Problem requirements: Pick every line with "this" from the material below.

Stored data:

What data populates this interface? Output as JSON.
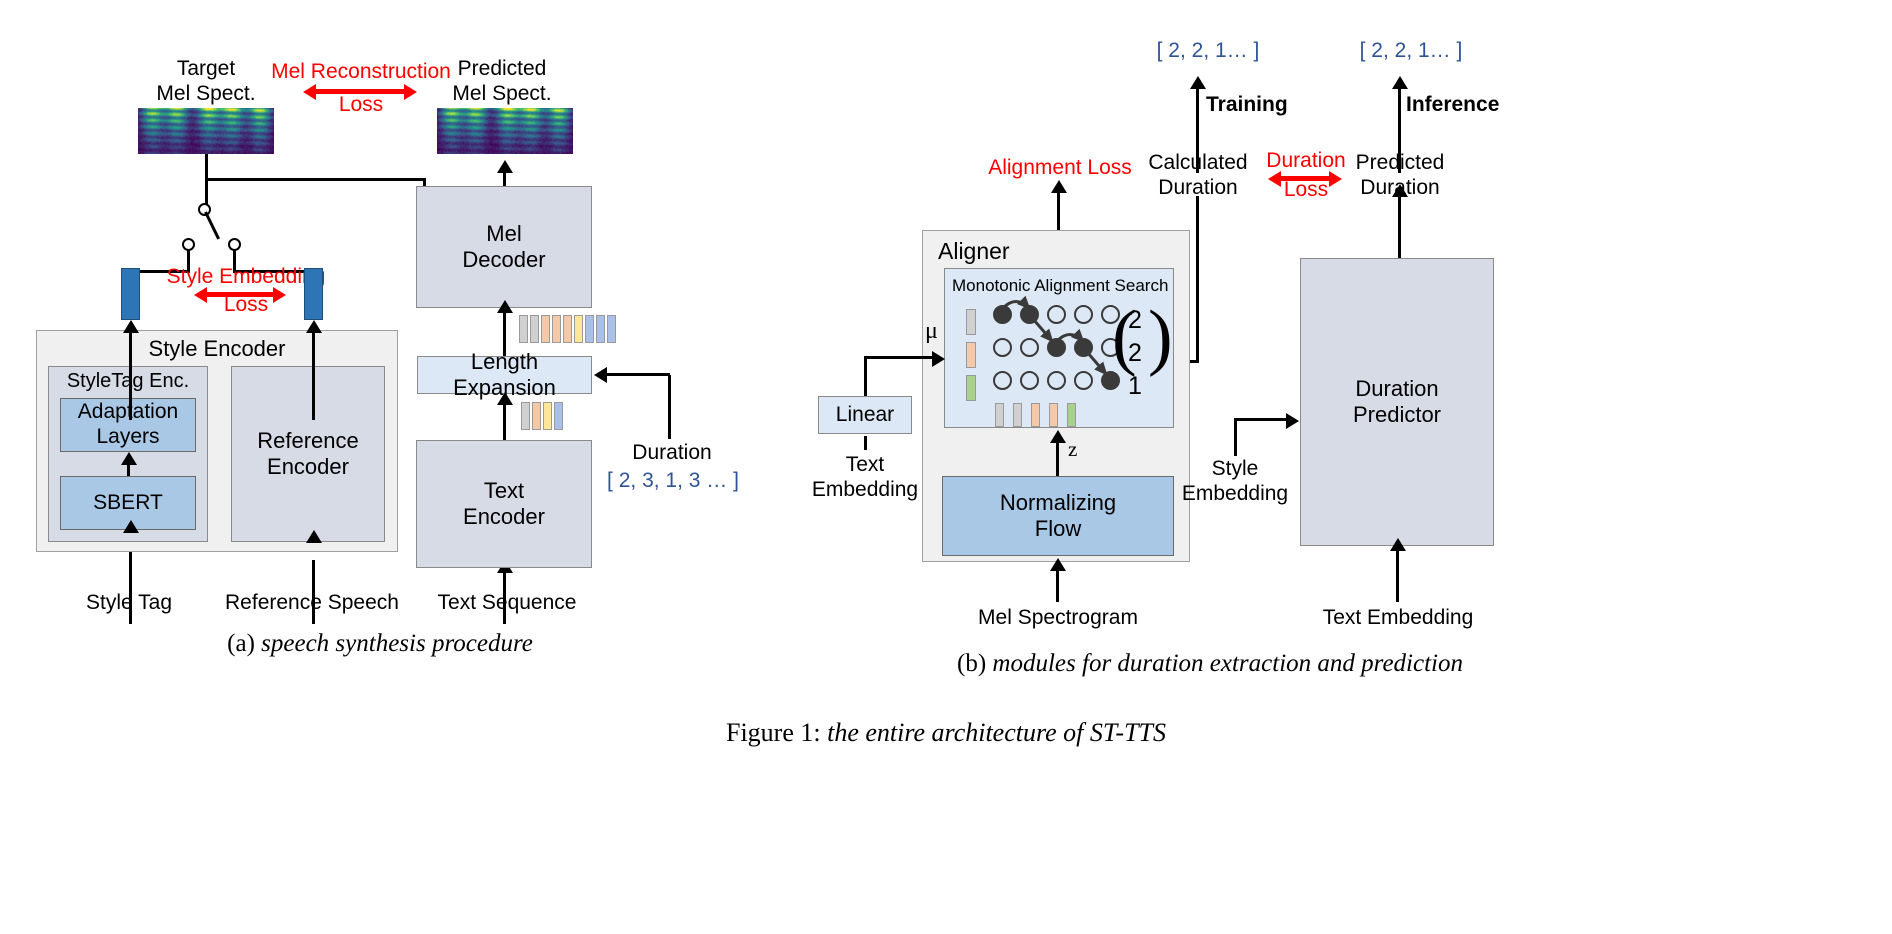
{
  "figure": {
    "number": "Figure 1:",
    "title": "the entire architecture of ST-TTS"
  },
  "colors": {
    "red_loss": "#ff0000",
    "blue_text": "#2e5496",
    "box_gray": "#d6dbe6",
    "box_blue": "#a8c8e6",
    "box_light_blue": "#dce8f5",
    "embedding_bar": "#2e75b6",
    "group_bg": "#f0f0f0"
  },
  "panel_a": {
    "caption_label": "(a)",
    "caption_text": "speech synthesis procedure",
    "target_spec_label": "Target\nMel Spect.",
    "predicted_spec_label": "Predicted\nMel Spect.",
    "mel_recon_loss": "Mel Reconstruction",
    "mel_recon_loss_2": "Loss",
    "style_embedding_loss": "Style Embedding",
    "style_embedding_loss_2": "Loss",
    "mel_decoder": "Mel\nDecoder",
    "length_expansion": "Length Expansion",
    "text_encoder": "Text\nEncoder",
    "style_encoder": "Style Encoder",
    "styletag_enc": "StyleTag Enc.",
    "adaptation_layers": "Adaptation\nLayers",
    "sbert": "SBERT",
    "reference_encoder": "Reference\nEncoder",
    "duration_label": "Duration",
    "duration_values": "[ 2, 3, 1, 3 … ]",
    "input_style_tag": "Style Tag",
    "input_reference_speech": "Reference Speech",
    "input_text_sequence": "Text Sequence",
    "tokens_before": [
      "#d0d0d0",
      "#f5c9a8",
      "#ffe699",
      "#a9c0e8"
    ],
    "tokens_after": [
      "#d0d0d0",
      "#d0d0d0",
      "#f5c9a8",
      "#f5c9a8",
      "#f5c9a8",
      "#ffe699",
      "#a9c0e8",
      "#a9c0e8",
      "#a9c0e8"
    ]
  },
  "panel_b": {
    "caption_label": "(b)",
    "caption_text": "modules for duration extraction and prediction",
    "training_output": "[ 2, 2, 1… ]",
    "inference_output": "[ 2, 2, 1… ]",
    "training_label": "Training",
    "inference_label": "Inference",
    "alignment_loss": "Alignment Loss",
    "calculated_duration": "Calculated\nDuration",
    "duration_loss": "Duration",
    "duration_loss_2": "Loss",
    "predicted_duration": "Predicted\nDuration",
    "aligner": "Aligner",
    "mas_title": "Monotonic Alignment Search",
    "linear": "Linear",
    "text_embedding_left": "Text\nEmbedding",
    "normalizing_flow": "Normalizing\nFlow",
    "mu_symbol": "μ",
    "z_symbol": "z",
    "mel_spectrogram_input": "Mel Spectrogram",
    "duration_predictor": "Duration\nPredictor",
    "style_embedding_input": "Style\nEmbedding",
    "text_embedding_input": "Text Embedding",
    "mas_row_colors": [
      "#d0d0d0",
      "#f5c9a8",
      "#a9d18e"
    ],
    "mas_col_colors": [
      "#d0d0d0",
      "#d0d0d0",
      "#f5c9a8",
      "#f5c9a8",
      "#a9d18e"
    ],
    "mas_duration_vector": [
      "2",
      "2",
      "1"
    ],
    "mas_path": [
      {
        "row": 0,
        "col": 0
      },
      {
        "row": 0,
        "col": 1
      },
      {
        "row": 1,
        "col": 2
      },
      {
        "row": 1,
        "col": 3
      },
      {
        "row": 2,
        "col": 4
      }
    ],
    "mas_rows": 3,
    "mas_cols": 5
  }
}
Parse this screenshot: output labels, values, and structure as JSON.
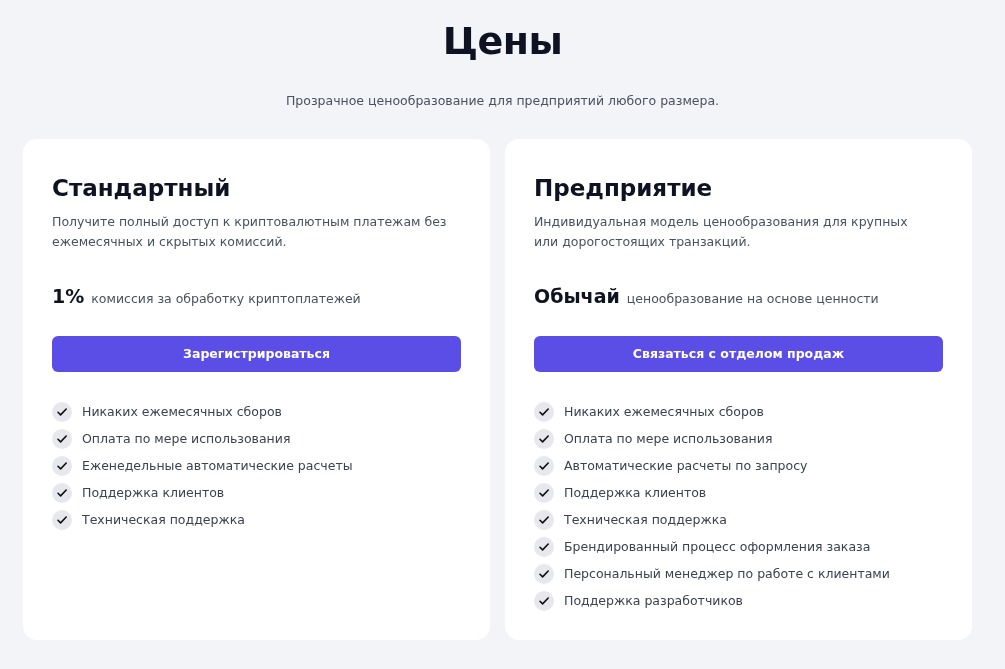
{
  "title": "Цены",
  "subtitle": "Прозрачное ценообразование для предприятий любого размера.",
  "plans": [
    {
      "name": "Стандартный",
      "description": "Получите полный доступ к криптовалютным платежам без ежемесячных и скрытых комиссий.",
      "price": "1%",
      "price_note": "комиссия за обработку криптоплатежей",
      "button": "Зарегистрироваться",
      "features": [
        "Никаких ежемесячных сборов",
        "Оплата по мере использования",
        "Еженедельные автоматические расчеты",
        "Поддержка клиентов",
        "Техническая поддержка"
      ]
    },
    {
      "name": "Предприятие",
      "description": "Индивидуальная модель ценообразования для крупных или дорогостоящих транзакций.",
      "price": "Обычай",
      "price_note": "ценообразование на основе ценности",
      "button": "Связаться с отделом продаж",
      "features": [
        "Никаких ежемесячных сборов",
        "Оплата по мере использования",
        "Автоматические расчеты по запросу",
        "Поддержка клиентов",
        "Техническая поддержка",
        "Брендированный процесс оформления заказа",
        "Персональный менеджер по работе с клиентами",
        "Поддержка разработчиков"
      ]
    }
  ]
}
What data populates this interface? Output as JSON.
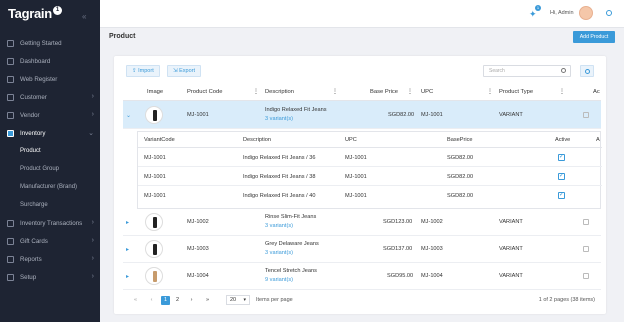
{
  "app": {
    "logo": "Tagrain",
    "logo_mark": "1"
  },
  "sidebar": {
    "items": [
      {
        "label": "Getting Started",
        "chev": ""
      },
      {
        "label": "Dashboard",
        "chev": ""
      },
      {
        "label": "Web Register",
        "chev": ""
      },
      {
        "label": "Customer",
        "chev": "›"
      },
      {
        "label": "Vendor",
        "chev": "›"
      },
      {
        "label": "Inventory",
        "chev": "⌄"
      }
    ],
    "sub_items": [
      "Product",
      "Product Group",
      "Manufacturer (Brand)",
      "Surcharge"
    ],
    "items_after": [
      {
        "label": "Inventory Transactions",
        "chev": "›"
      },
      {
        "label": "Gift Cards",
        "chev": "›"
      },
      {
        "label": "Reports",
        "chev": "›"
      },
      {
        "label": "Setup",
        "chev": "›"
      }
    ]
  },
  "header": {
    "greeting": "Hi, Admin",
    "notif_count": "1"
  },
  "page": {
    "title": "Product",
    "add_label": "Add Product"
  },
  "toolbar": {
    "import_label": "Import",
    "export_label": "Export",
    "search_placeholder": "Search"
  },
  "table": {
    "columns": [
      "Image",
      "Product Code",
      "Description",
      "Base Price",
      "UPC",
      "Product Type",
      "Ac"
    ],
    "rows": [
      {
        "code": "MJ-1001",
        "desc": "Indigo Relaxed Fit Jeans",
        "variants": "3 variant(s)",
        "price": "SGD82.00",
        "upc": "MJ-1001",
        "type": "VARIANT"
      },
      {
        "code": "MJ-1002",
        "desc": "Rinse Slim-Fit Jeans",
        "variants": "3 variant(s)",
        "price": "SGD123.00",
        "upc": "MJ-1002",
        "type": "VARIANT"
      },
      {
        "code": "MJ-1003",
        "desc": "Grey Delaware Jeans",
        "variants": "3 variant(s)",
        "price": "SGD137.00",
        "upc": "MJ-1003",
        "type": "VARIANT"
      },
      {
        "code": "MJ-1004",
        "desc": "Tencel Stretch Jeans",
        "variants": "9 variant(s)",
        "price": "SGD95.00",
        "upc": "MJ-1004",
        "type": "VARIANT"
      }
    ]
  },
  "variants": {
    "columns": [
      "VariantCode",
      "Description",
      "UPC",
      "BasePrice",
      "Active",
      "A"
    ],
    "rows": [
      {
        "code": "MJ-1001",
        "desc": "Indigo Relaxed Fit Jeans / 36",
        "upc": "MJ-1001",
        "price": "SGD82.00"
      },
      {
        "code": "MJ-1001",
        "desc": "Indigo Relaxed Fit Jeans / 38",
        "upc": "MJ-1001",
        "price": "SGD82.00"
      },
      {
        "code": "MJ-1001",
        "desc": "Indigo Relaxed Fit Jeans / 40",
        "upc": "MJ-1001",
        "price": "SGD82.00"
      }
    ]
  },
  "pager": {
    "first": "«",
    "prev": "‹",
    "page1": "1",
    "page2": "2",
    "next": "›",
    "last": "»",
    "size": "20",
    "per_page_label": "Items per page",
    "info": "1 of 2 pages (38 items)"
  }
}
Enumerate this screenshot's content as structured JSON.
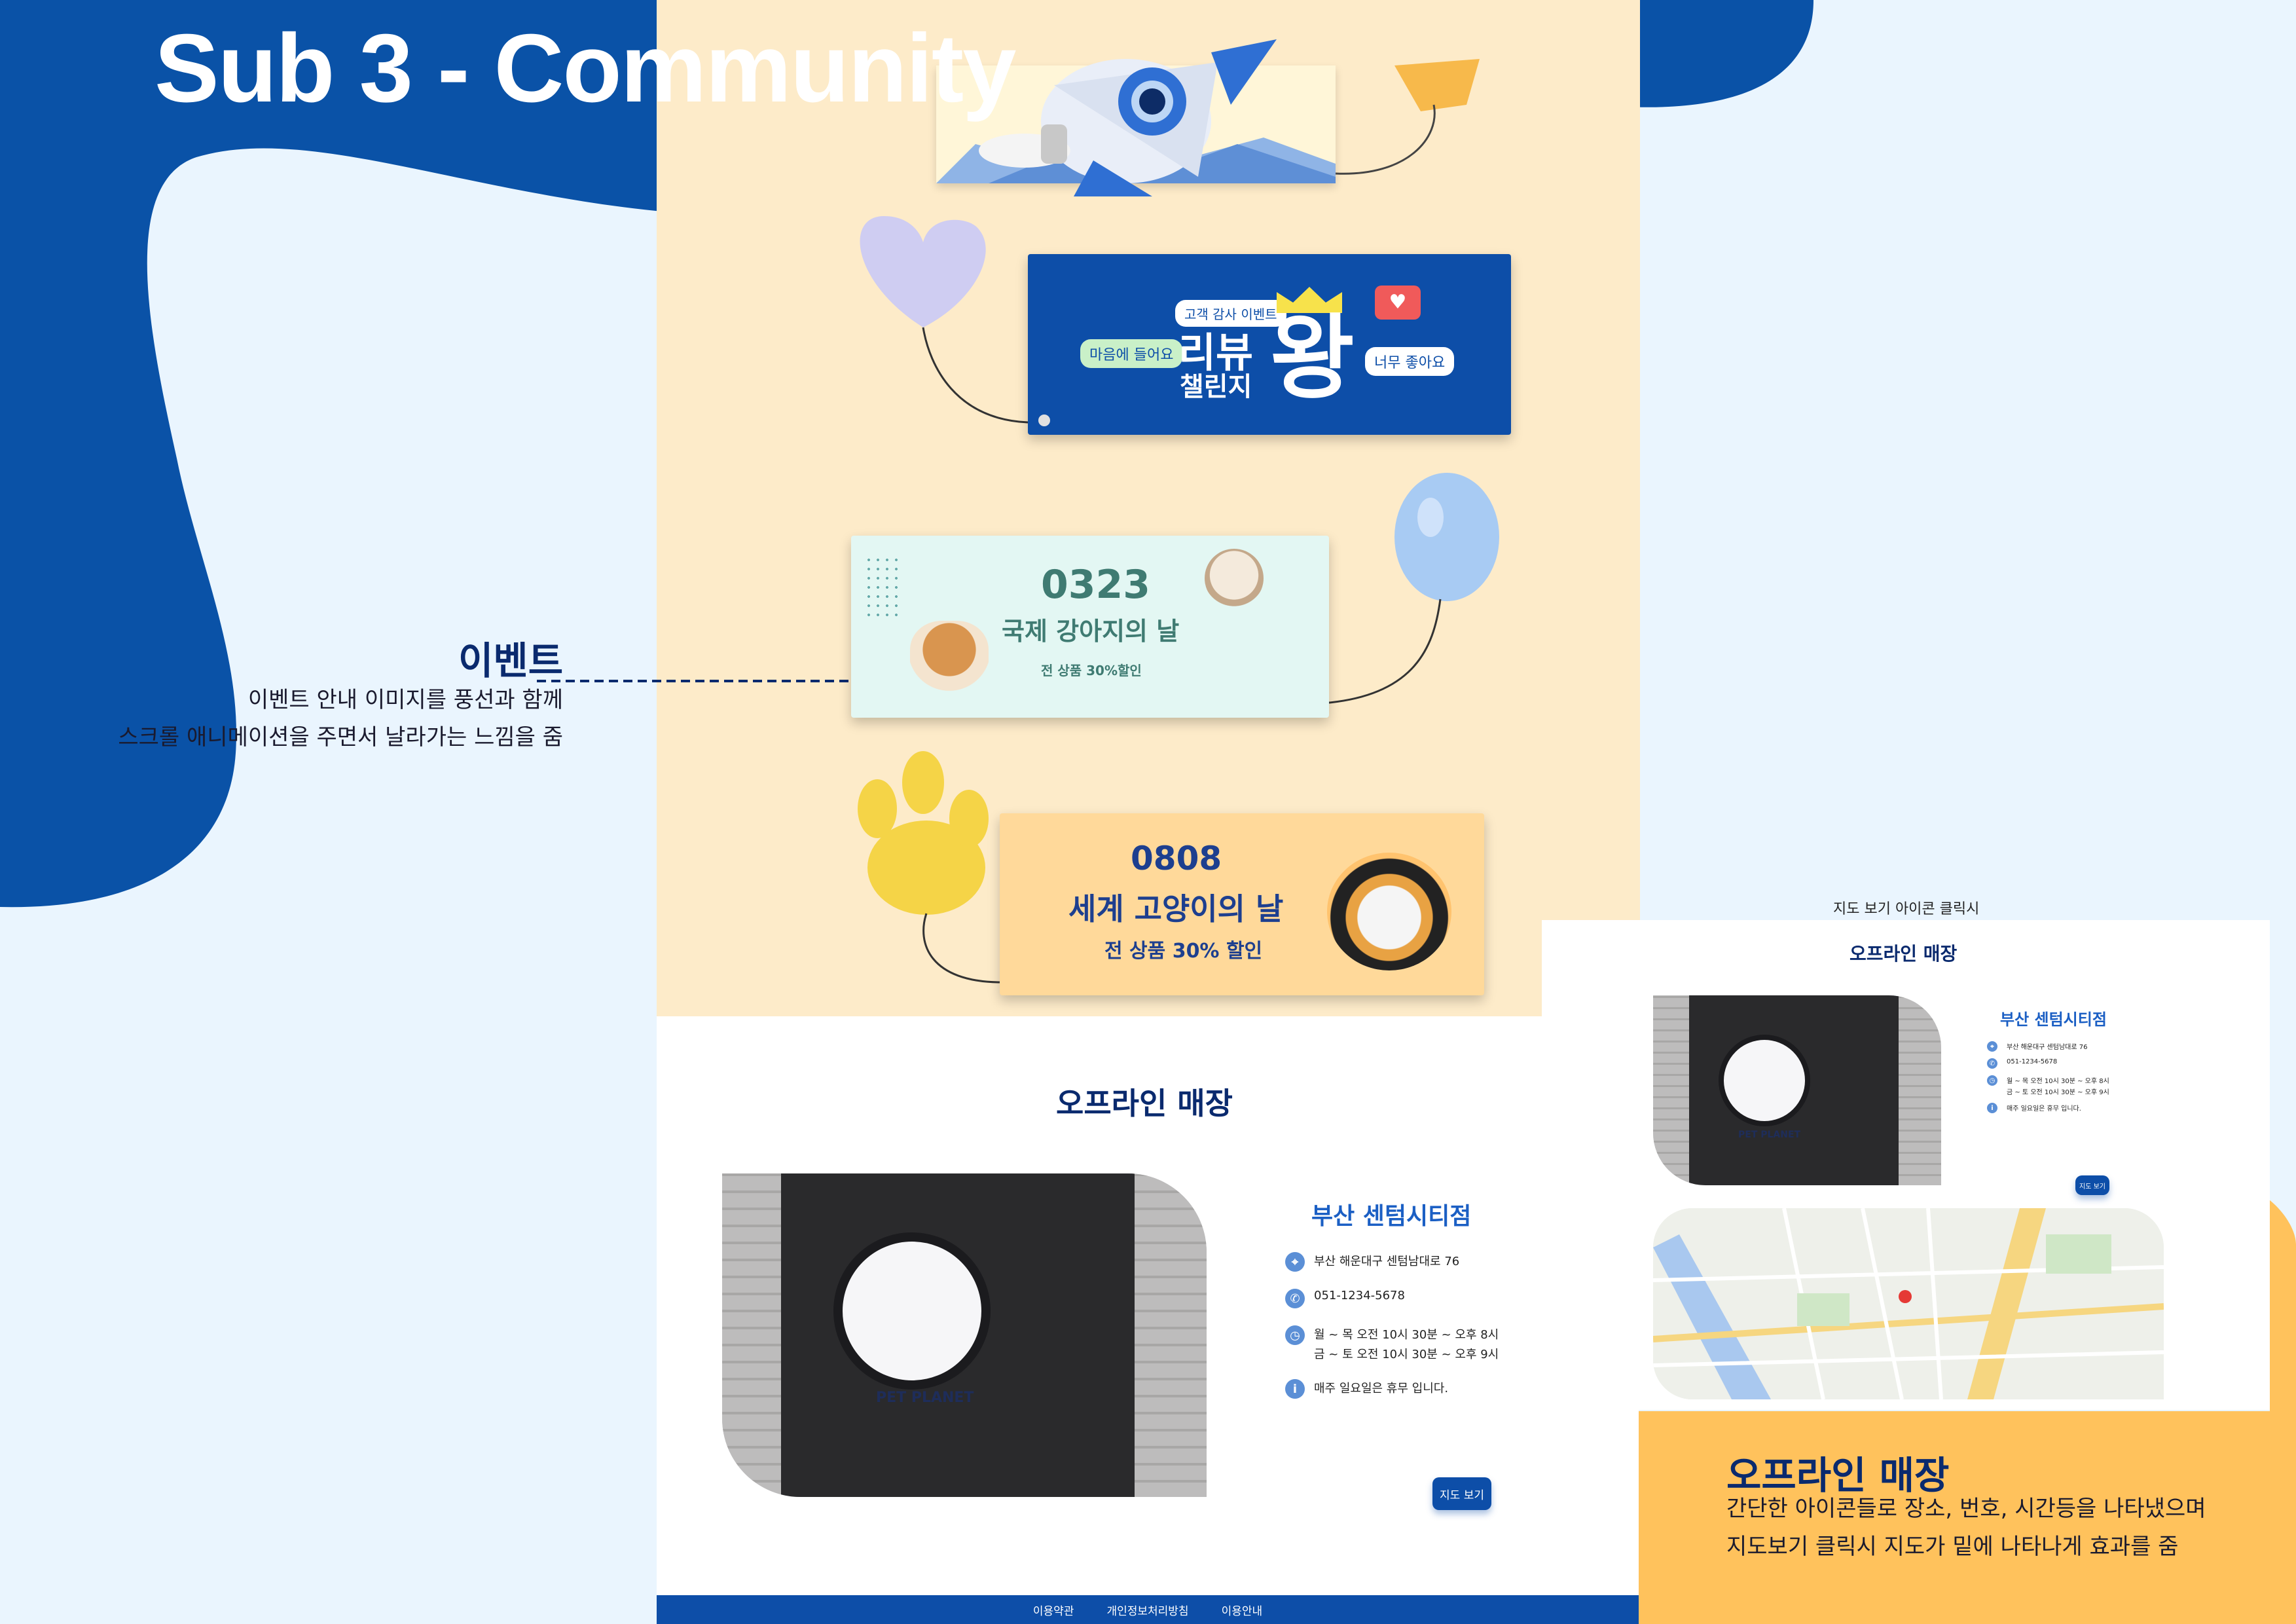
{
  "page": {
    "title": "Sub 3 - Community"
  },
  "colors": {
    "brand_blue": "#0d4ea8",
    "navy": "#0a2a6e",
    "cream": "#fdebc9",
    "orange": "#ffc25c",
    "light_bg": "#eaf5fe"
  },
  "review_banner": {
    "tag": "고객 감사 이벤트",
    "title_line1": "리뷰",
    "title_line2": "챌린지",
    "king": "왕",
    "bubble_left": "마음에 들어요",
    "bubble_right": "너무 좋아요"
  },
  "dog_banner": {
    "date": "0323",
    "title": "국제 강아지의 날",
    "discount": "전 상품 30%할인"
  },
  "cat_banner": {
    "date": "0808",
    "title": "세계 고양이의 날",
    "discount": "전 상품 30% 할인"
  },
  "event_note": {
    "title": "이벤트",
    "line1": "이벤트 안내 이미지를 풍선과 함께",
    "line2": "스크롤 애니메이션을 주면서 날라가는 느낌을 줌"
  },
  "store": {
    "section_title": "오프라인 매장",
    "branch": "부산 센텀시티점",
    "address": "부산 해운대구 센텀남대로 76",
    "phone": "051-1234-5678",
    "hours_line1": "월 ~ 목 오전 10시 30분 ~ 오후 8시",
    "hours_line2": "금 ~ 토 오전 10시 30분 ~ 오후 9시",
    "closed": "매주 일요일은 휴무 입니다.",
    "map_button": "지도 보기",
    "sign_text": "PET PLANET"
  },
  "store_note": {
    "title": "오프라인 매장",
    "line1": "간단한 아이콘들로 장소, 번호, 시간등을 나타냈으며",
    "line2": "지도보기 클릭시 지도가 밑에 나타나게 효과를 줌"
  },
  "map_caption": "지도 보기 아이콘 클릭시",
  "icons": [
    "location-pin-icon",
    "phone-icon",
    "clock-icon",
    "info-icon"
  ],
  "footer": {
    "links": [
      "이용약관",
      "개인정보처리방침",
      "이용안내"
    ]
  }
}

The solution:
What data populates this interface? Output as JSON.
Parse this screenshot: output labels, values, and structure as JSON.
What data populates this interface? Output as JSON.
Enumerate this screenshot's content as structured JSON.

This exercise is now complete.